(Data to process)
..........

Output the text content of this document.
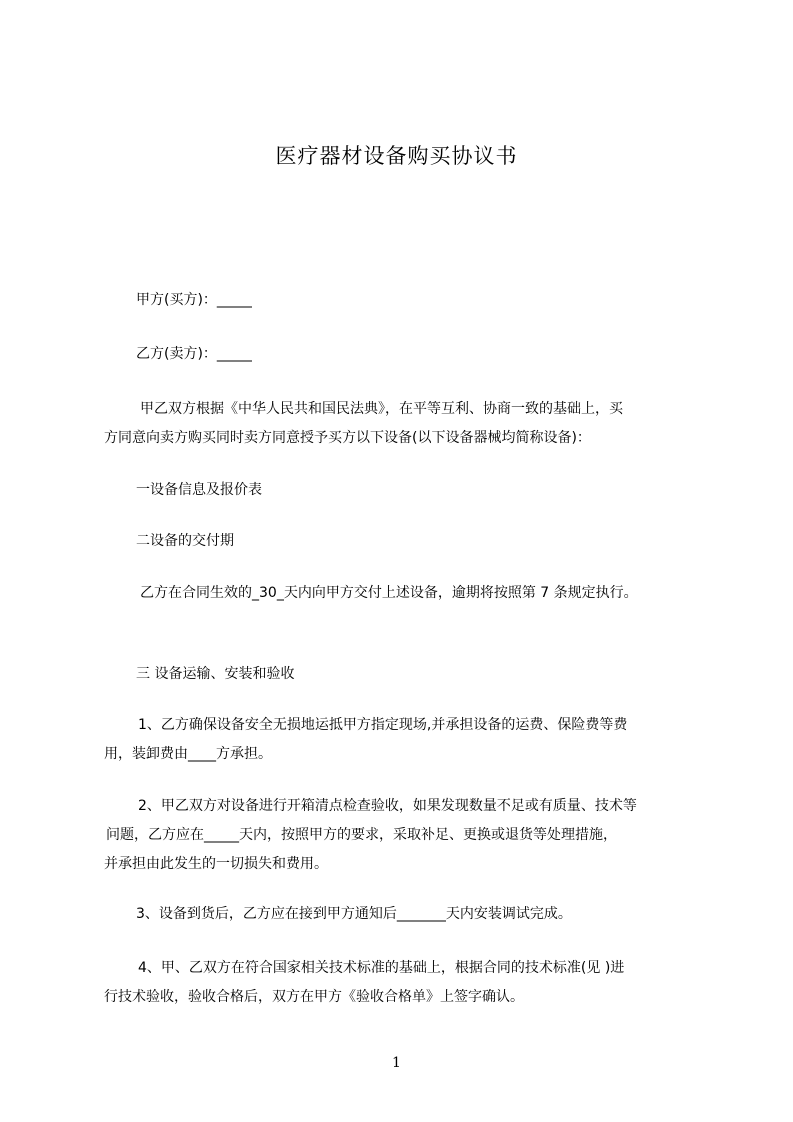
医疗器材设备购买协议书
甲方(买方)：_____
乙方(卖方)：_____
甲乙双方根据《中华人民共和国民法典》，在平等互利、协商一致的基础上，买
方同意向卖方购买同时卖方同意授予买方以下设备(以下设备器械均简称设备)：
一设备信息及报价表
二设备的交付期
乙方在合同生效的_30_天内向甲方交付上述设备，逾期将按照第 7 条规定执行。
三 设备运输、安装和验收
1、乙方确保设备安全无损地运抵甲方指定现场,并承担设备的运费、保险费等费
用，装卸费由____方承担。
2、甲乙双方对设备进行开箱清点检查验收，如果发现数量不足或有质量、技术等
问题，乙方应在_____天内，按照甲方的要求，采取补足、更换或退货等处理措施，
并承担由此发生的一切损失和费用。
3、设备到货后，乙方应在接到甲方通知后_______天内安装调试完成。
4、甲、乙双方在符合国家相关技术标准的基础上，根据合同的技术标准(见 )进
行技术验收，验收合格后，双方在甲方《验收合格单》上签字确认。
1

..........

(Task) Copy out the records above in full, exactly as written, but not the pictures.

(Reply to the exercise)
Output the text content of this document.
医疗器材设备购买协议书
甲方(买方)：_____
乙方(卖方)：_____
甲乙双方根据《中华人民共和国民法典》，在平等互利、协商一致的基础上，买
方同意向卖方购买同时卖方同意授予买方以下设备(以下设备器械均简称设备)：
一设备信息及报价表
二设备的交付期
乙方在合同生效的_30_天内向甲方交付上述设备，逾期将按照第 7 条规定执行。
三 设备运输、安装和验收
1、乙方确保设备安全无损地运抵甲方指定现场,并承担设备的运费、保险费等费
用，装卸费由____方承担。
2、甲乙双方对设备进行开箱清点检查验收，如果发现数量不足或有质量、技术等
问题，乙方应在_____天内，按照甲方的要求，采取补足、更换或退货等处理措施，
并承担由此发生的一切损失和费用。
3、设备到货后，乙方应在接到甲方通知后_______天内安装调试完成。
4、甲、乙双方在符合国家相关技术标准的基础上，根据合同的技术标准(见 )进
行技术验收，验收合格后，双方在甲方《验收合格单》上签字确认。
1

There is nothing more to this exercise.